A review in The Economist [March 22nd, 2014] was entitled Narcissism: Know thy selfie. It reviewed two recent books on Narcissism: Mirror, Mirror: the uses and abuses of self-love, by Simon Blackburn, and The Americanization of Narcissism, by Elizabeth Lunbeck.
Lasch and the Culture of Narcissism
In examining these books it is worth going back to the psychodynamic treatment of Narcissism by Christopher Lasch. It is worth revisiting this classic study as the critic As Siegel summarized the work:
in “The Culture of Narcissism,” Lasch took what was still mainly a narrowly clinical term and used it to diagnose a pathology that seemed to have spread to all corners of American life. In Lasch’s definition (drawn from Freud), the narcissist, driven by repressed rage and self-hatred, escapes into a grandiose self-conception, using other people as instruments of gratification even while craving their love and approval. Lasch saw the echo of such qualities in “the fascination with fame and celebrity, the fear of competition, the inability to suspend disbelief, and the shallowness and transitory quality of personal relations.
The full-on connection between narcissism and many of the evils of modern society was always likely to attract a revisionary accounts such as those of Blackburn and Lubeck.

------------------------------

WORK ORDER —
Reproduce verbatim the portion of the passage on narcissism that begins with the words "The full-on connection" and ends with the words "Blackburn and Lubeck.".

DATA EXCERPTS —
------------------------------

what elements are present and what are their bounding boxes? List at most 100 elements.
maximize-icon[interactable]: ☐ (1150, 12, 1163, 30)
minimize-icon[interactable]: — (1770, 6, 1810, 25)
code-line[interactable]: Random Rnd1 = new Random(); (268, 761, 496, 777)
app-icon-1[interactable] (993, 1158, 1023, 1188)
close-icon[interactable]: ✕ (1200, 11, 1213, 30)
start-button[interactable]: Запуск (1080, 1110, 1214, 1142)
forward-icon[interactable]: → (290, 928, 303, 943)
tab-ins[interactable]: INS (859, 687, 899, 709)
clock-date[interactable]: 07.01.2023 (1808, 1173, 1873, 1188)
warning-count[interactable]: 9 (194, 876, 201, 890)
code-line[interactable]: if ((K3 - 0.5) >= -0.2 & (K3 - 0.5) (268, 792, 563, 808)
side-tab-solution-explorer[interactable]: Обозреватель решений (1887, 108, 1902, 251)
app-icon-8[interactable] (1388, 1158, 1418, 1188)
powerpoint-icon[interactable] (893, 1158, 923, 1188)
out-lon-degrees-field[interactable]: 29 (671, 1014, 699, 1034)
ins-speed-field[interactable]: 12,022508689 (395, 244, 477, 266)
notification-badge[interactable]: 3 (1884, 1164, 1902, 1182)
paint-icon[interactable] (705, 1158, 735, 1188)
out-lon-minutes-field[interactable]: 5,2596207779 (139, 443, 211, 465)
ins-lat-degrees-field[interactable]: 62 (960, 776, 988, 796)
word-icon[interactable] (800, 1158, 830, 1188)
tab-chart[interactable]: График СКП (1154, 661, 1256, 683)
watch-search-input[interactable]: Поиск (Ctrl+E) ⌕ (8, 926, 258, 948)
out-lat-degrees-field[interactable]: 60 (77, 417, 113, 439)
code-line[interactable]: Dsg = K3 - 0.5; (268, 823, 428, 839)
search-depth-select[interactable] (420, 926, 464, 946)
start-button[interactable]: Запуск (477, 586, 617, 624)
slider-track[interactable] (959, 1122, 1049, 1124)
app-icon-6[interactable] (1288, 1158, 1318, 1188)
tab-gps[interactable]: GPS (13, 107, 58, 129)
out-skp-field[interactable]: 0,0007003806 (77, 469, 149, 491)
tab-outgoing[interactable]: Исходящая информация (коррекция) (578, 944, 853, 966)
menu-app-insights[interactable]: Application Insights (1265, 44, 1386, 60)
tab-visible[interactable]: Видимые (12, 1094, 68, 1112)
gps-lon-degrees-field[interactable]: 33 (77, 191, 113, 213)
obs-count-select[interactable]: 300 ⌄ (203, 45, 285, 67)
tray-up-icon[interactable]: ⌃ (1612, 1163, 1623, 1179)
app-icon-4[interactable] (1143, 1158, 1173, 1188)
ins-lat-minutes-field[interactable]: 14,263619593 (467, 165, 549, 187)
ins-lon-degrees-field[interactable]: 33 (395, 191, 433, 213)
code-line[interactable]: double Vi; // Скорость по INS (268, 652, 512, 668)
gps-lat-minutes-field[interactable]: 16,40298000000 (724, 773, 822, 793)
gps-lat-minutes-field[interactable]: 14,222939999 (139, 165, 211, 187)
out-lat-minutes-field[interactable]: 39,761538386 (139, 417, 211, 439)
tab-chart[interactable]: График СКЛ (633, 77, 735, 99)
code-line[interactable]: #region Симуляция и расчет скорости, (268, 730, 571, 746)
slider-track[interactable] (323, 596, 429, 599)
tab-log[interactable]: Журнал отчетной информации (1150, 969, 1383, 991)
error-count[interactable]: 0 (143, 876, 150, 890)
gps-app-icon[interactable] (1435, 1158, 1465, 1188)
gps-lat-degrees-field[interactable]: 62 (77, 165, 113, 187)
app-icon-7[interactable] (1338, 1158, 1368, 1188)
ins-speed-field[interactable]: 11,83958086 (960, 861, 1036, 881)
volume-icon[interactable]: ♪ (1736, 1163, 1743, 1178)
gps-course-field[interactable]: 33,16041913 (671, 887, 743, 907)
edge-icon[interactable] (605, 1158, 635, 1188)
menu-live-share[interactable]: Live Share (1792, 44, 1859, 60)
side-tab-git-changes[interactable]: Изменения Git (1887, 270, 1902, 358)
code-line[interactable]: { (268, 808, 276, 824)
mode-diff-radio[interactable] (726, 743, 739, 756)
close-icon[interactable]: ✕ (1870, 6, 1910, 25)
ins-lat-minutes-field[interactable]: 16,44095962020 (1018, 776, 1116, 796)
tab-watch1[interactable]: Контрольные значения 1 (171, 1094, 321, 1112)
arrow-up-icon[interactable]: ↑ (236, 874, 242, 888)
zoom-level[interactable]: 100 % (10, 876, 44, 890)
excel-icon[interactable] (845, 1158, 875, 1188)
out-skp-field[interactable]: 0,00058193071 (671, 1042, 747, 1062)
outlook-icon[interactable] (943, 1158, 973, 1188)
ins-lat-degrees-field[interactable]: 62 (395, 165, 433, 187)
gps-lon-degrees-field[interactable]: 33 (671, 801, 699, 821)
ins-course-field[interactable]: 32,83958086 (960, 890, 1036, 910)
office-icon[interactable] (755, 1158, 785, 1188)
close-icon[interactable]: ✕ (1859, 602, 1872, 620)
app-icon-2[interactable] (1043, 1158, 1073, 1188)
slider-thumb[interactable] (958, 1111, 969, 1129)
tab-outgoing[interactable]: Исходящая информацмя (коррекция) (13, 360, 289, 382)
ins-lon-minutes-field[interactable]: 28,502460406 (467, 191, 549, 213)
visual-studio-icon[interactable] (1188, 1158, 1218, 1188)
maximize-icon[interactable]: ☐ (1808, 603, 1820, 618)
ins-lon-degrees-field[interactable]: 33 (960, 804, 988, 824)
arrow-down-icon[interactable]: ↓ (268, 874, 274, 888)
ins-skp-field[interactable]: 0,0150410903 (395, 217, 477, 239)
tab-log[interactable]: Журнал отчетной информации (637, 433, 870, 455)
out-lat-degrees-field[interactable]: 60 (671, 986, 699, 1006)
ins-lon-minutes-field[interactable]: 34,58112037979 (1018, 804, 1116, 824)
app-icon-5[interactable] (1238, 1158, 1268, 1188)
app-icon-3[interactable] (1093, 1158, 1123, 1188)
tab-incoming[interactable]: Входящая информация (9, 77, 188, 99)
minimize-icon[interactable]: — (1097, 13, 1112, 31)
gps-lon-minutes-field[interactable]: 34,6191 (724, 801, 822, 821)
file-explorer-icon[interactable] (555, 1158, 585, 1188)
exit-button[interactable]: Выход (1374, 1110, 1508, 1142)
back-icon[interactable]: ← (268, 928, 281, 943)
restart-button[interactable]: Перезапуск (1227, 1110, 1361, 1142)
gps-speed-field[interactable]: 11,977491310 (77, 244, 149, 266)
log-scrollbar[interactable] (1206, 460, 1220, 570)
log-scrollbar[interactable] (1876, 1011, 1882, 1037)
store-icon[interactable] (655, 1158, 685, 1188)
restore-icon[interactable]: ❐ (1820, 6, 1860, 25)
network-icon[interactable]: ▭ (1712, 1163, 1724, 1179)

------------------------------

RESULT BELOW —
The full-on connection between narcissism and many of the evils of modern society was always likely to attract a revisionary accounts such as those of Blackburn and Lubeck.